The request. Every line holding the string "this" should be gathered.
**********
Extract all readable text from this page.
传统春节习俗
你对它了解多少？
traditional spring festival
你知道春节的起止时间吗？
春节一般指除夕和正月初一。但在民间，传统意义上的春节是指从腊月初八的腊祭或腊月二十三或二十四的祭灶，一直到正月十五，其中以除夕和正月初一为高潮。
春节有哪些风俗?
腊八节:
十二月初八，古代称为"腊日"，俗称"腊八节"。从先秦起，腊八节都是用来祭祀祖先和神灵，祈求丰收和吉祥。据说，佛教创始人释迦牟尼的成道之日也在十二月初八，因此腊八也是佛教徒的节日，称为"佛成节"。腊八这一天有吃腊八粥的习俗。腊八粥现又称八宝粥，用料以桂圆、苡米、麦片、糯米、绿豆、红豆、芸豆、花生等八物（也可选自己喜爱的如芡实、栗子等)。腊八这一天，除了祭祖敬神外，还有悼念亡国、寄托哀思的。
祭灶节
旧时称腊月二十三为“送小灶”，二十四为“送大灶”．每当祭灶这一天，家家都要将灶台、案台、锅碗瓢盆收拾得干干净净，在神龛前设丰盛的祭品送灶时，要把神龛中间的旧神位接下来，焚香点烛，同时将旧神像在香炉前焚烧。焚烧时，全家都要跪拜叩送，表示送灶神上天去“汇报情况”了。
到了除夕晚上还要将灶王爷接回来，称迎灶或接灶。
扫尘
**********
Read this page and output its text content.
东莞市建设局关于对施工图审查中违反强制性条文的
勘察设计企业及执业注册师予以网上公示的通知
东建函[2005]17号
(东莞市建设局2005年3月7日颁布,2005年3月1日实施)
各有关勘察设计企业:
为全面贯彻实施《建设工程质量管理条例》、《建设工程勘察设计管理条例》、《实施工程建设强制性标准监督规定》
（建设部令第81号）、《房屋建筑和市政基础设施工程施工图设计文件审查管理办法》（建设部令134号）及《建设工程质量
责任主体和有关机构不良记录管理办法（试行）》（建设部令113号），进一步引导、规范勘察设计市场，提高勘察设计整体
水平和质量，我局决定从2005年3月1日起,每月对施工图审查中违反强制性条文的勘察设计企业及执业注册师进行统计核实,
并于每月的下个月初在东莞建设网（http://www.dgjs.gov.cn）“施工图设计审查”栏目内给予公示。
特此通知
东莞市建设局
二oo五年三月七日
**********
Result below.
Extract all readable text from this page.
Read this page and output its text content.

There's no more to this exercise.